>> begin
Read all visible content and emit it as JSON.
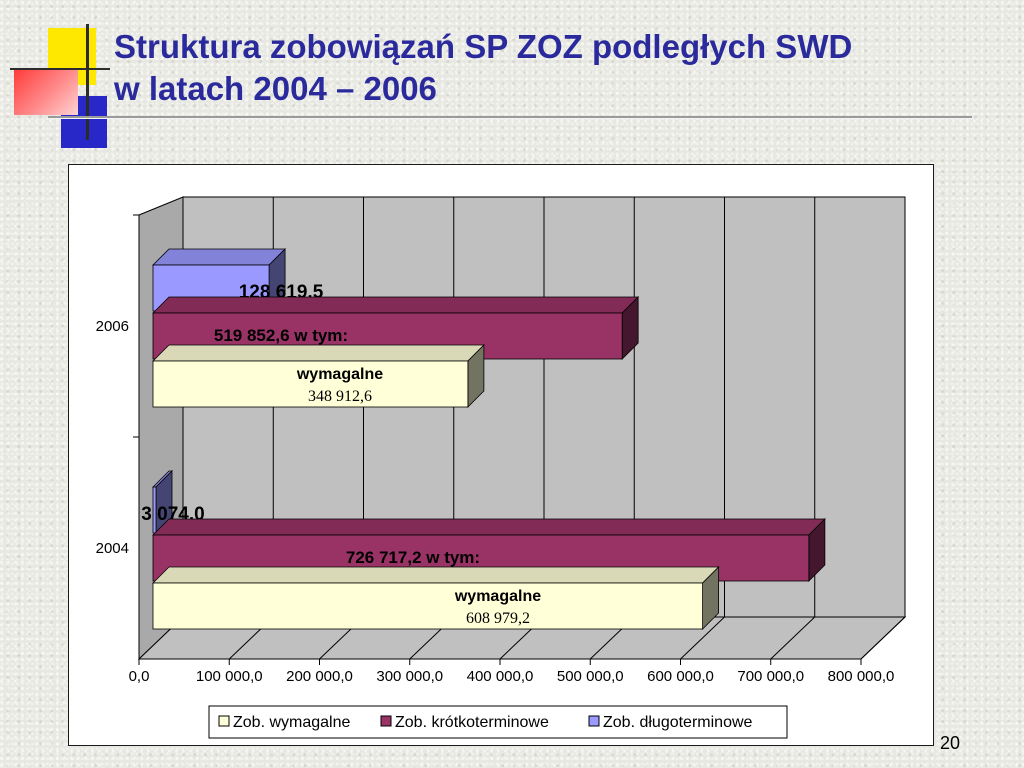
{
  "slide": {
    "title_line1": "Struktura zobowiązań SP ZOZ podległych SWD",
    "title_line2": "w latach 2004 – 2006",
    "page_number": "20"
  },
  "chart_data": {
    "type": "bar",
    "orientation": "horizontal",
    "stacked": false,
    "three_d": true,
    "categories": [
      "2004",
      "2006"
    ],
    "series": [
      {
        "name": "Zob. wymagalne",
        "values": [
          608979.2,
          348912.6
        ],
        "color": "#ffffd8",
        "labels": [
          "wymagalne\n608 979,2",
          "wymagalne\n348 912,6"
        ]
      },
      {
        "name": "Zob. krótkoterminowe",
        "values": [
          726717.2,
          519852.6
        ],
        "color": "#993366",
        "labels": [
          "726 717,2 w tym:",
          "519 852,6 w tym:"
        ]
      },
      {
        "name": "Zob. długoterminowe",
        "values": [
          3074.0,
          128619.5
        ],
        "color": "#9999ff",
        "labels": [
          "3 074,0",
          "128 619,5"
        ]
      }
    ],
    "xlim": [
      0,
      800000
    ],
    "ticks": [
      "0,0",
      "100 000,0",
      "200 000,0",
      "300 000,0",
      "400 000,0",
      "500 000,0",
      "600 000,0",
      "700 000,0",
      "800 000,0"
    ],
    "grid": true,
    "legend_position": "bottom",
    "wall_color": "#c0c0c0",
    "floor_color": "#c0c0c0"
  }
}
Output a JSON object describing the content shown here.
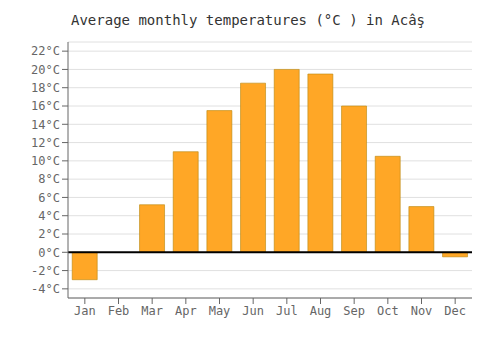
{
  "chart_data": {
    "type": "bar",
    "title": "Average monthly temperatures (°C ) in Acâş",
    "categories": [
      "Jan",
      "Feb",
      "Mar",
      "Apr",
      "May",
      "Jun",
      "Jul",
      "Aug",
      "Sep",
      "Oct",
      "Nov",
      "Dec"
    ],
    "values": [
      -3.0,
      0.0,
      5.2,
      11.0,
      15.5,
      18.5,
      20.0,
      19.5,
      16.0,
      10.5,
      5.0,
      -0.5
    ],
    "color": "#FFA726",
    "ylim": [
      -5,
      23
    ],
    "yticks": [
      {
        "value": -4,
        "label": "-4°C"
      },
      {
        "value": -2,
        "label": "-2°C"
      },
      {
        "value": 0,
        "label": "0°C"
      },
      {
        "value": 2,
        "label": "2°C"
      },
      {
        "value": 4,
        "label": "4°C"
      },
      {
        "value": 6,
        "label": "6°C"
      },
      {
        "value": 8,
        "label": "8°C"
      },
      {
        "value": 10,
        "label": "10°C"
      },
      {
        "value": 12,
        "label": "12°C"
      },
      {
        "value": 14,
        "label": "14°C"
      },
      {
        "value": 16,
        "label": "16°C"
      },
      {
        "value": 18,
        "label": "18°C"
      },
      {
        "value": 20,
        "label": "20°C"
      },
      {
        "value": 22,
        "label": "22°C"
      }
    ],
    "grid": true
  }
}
>> end
>> begin
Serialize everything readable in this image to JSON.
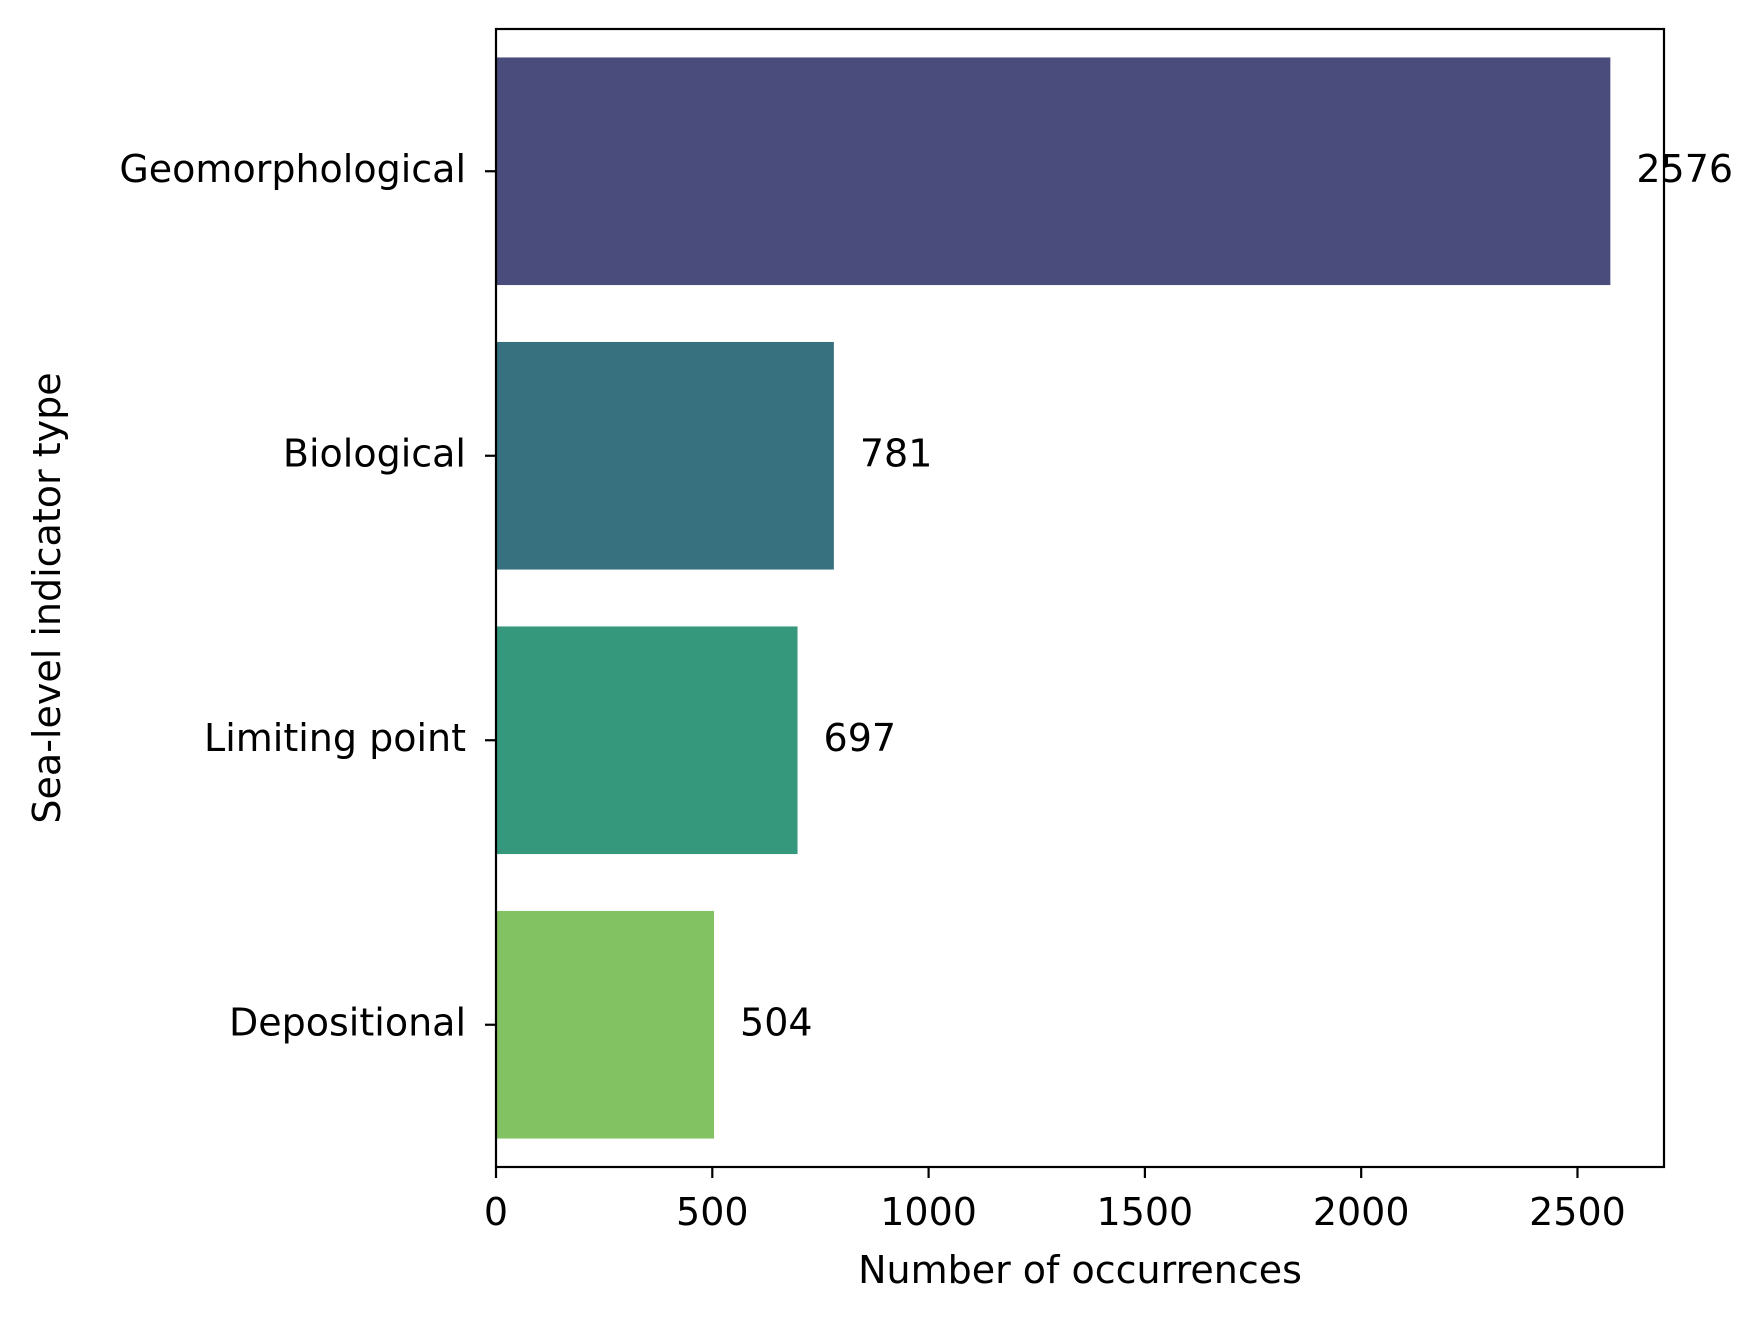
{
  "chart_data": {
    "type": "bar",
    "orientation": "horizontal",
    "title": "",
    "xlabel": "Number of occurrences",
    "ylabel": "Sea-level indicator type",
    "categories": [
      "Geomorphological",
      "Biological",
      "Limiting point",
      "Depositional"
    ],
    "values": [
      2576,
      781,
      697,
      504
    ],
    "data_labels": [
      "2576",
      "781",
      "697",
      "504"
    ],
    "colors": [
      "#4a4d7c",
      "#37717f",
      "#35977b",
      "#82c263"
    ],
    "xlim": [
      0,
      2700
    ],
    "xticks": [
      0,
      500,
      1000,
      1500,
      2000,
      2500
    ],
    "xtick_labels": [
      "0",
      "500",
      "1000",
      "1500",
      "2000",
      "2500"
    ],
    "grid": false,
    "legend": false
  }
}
>> end
>> begin
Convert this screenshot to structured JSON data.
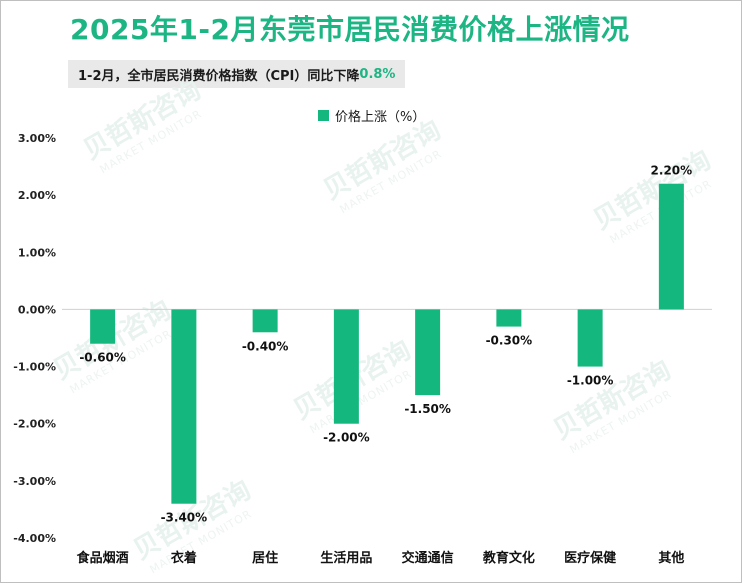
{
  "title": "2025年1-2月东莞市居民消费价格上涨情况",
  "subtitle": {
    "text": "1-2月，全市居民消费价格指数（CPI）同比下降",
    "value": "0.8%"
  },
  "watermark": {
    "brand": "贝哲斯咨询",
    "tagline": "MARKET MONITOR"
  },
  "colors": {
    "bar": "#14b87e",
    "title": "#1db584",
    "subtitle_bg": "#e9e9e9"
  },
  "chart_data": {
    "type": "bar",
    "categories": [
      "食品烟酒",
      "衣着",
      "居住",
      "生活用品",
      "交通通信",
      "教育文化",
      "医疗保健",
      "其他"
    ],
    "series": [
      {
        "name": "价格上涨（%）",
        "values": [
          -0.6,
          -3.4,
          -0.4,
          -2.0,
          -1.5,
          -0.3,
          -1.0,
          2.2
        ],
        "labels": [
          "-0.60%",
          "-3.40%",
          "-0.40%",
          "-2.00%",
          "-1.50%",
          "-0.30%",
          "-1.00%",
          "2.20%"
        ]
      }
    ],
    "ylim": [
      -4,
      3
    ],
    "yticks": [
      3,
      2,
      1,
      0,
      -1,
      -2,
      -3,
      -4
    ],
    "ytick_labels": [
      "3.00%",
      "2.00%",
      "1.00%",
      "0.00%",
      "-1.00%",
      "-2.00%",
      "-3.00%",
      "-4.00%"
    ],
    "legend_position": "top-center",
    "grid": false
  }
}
>> end
Directive
Pick out the lines that contain "name" and copy them.

Written response
        "name": "Zob. wymagalne",
        "name": "Zob. krótkoterminowe",
        "name": "Zob. długoterminowe",
        "name": "价格上涨（%）",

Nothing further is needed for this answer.